• _SET EXERCISE_: Return each line of the data below verbatim; pictures are to be left out.

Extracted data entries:
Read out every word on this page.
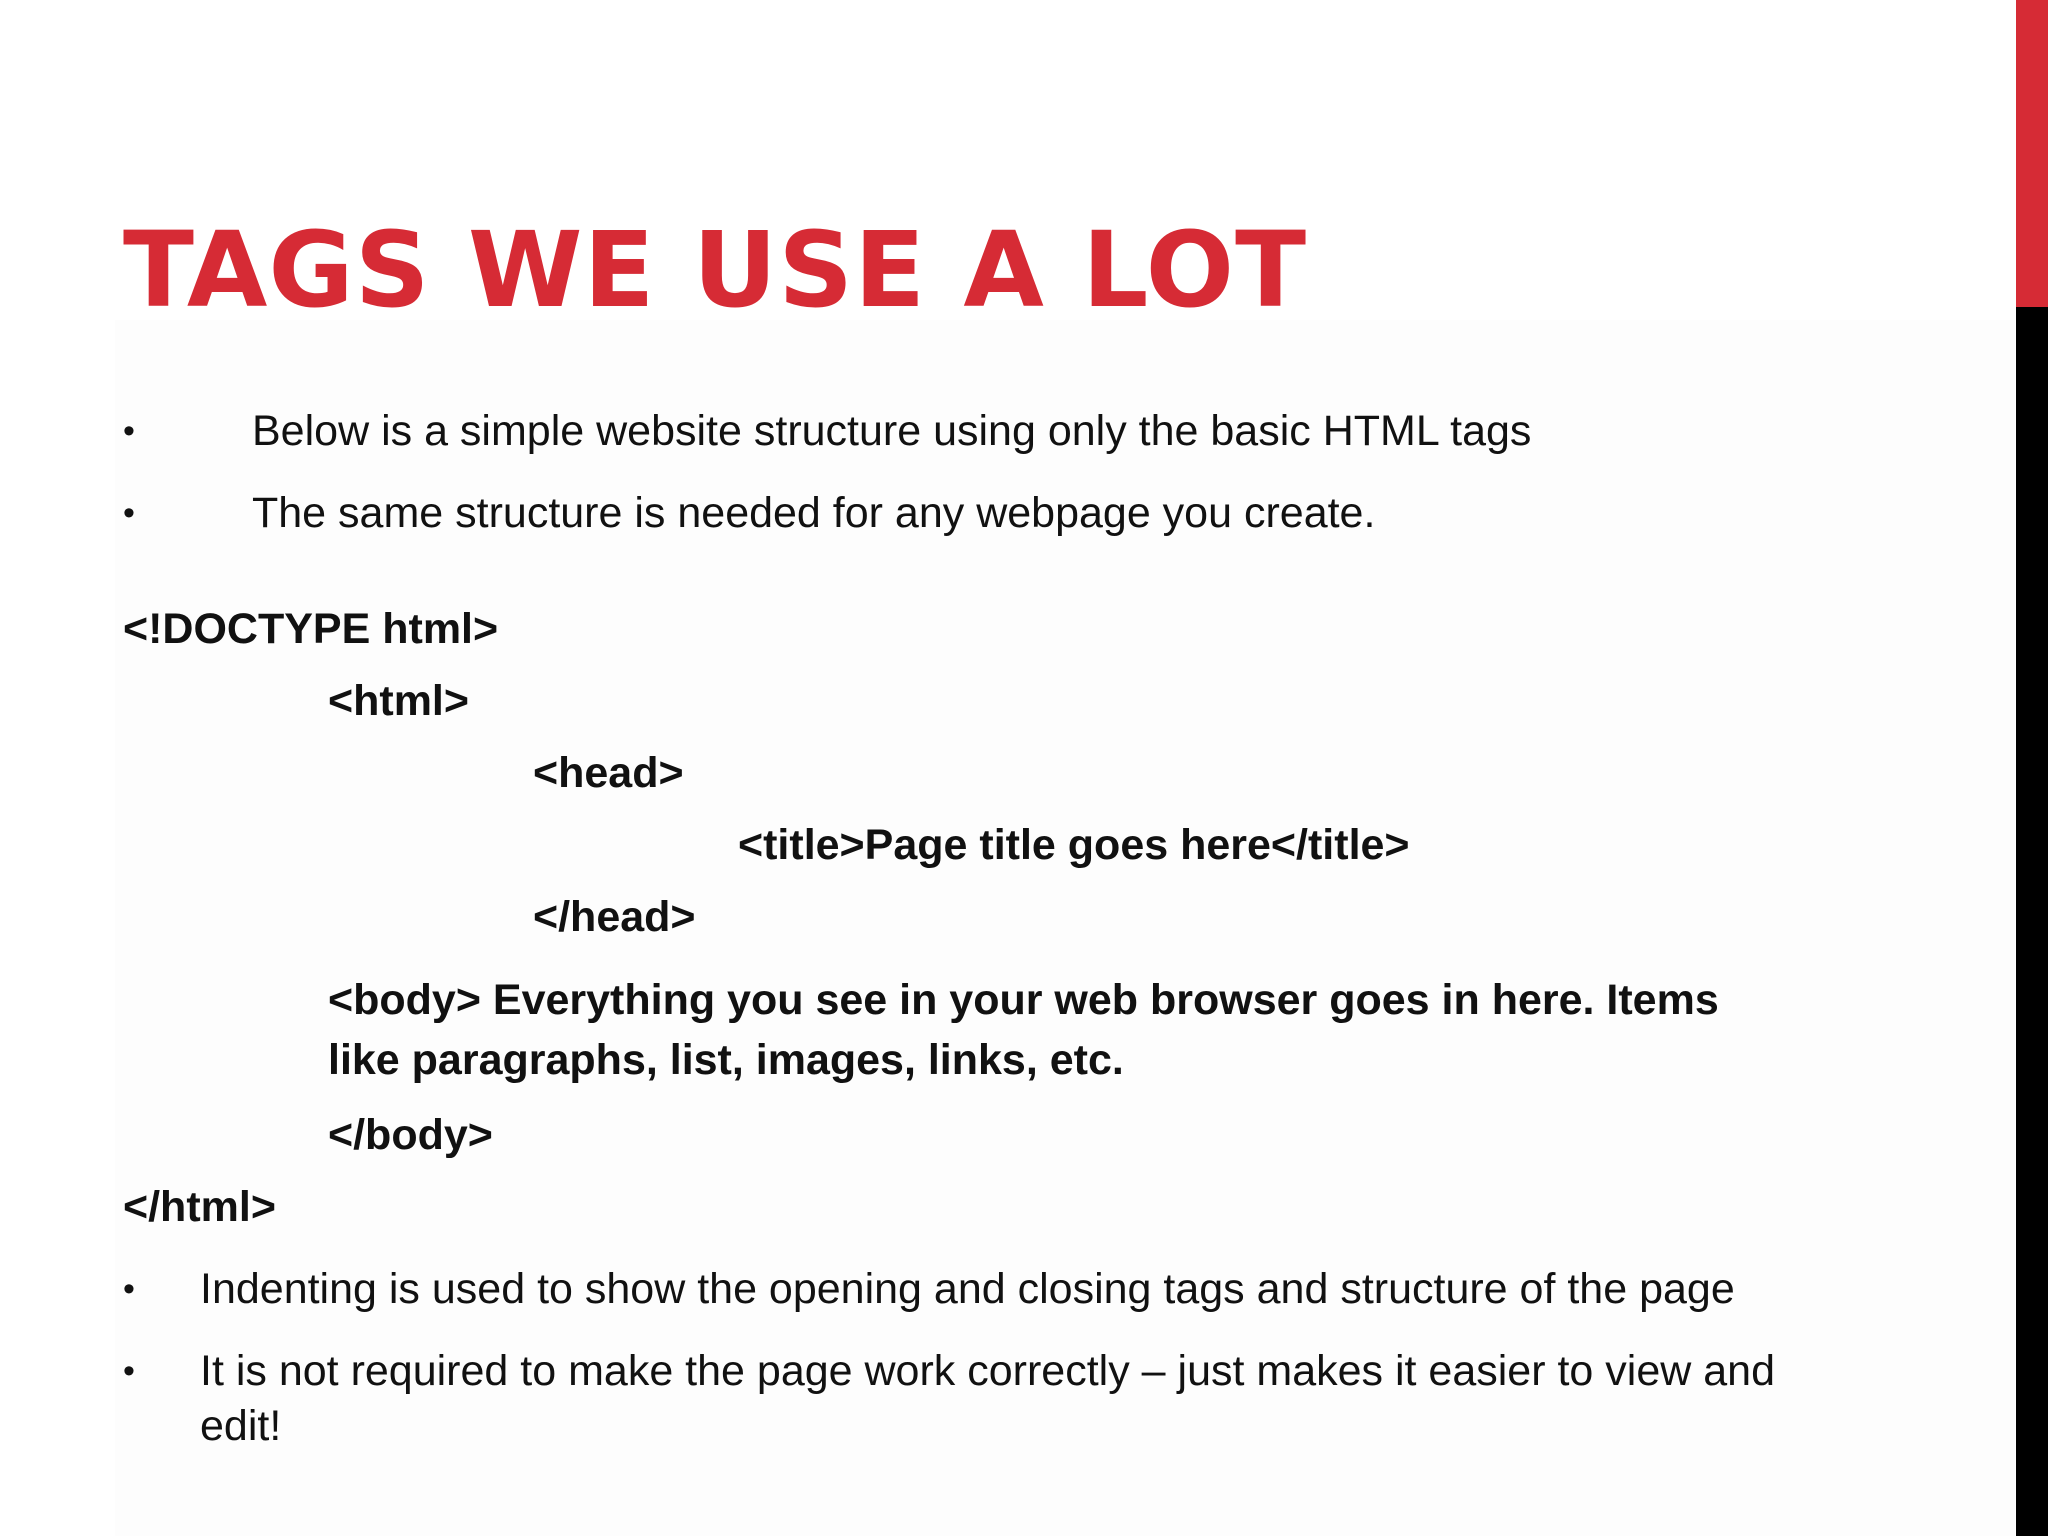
TAGS WE USE A LOT
•	Below is a simple website structure using only the basic HTML tags
•	The same structure is needed for any webpage you create.
<!DOCTYPE html>
<html>
<head>
<title>Page title goes here</title>
</head>
<body> Everything you see in your web browser goes in here. Items like paragraphs, list, images, links, etc.
</body>
</html>
•	Indenting is used to show the opening and closing tags and structure of the page
•	It is not required to make the page work correctly – just makes it easier to view and edit!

• _RESPONSE TO THE EXERCISE_:
Read out every word on this page.
TAGS WE USE A LOT
•	Below is a simple website structure using only the basic HTML tags
•	The same structure is needed for any webpage you create.
<!DOCTYPE html>
<html>
<head>
<title>Page title goes here</title>
</head>
<body> Everything you see in your web browser goes in here. Items like paragraphs, list, images, links, etc.
</body>
</html>
•	Indenting is used to show the opening and closing tags and structure of the page
•	It is not required to make the page work correctly – just makes it easier to view and edit!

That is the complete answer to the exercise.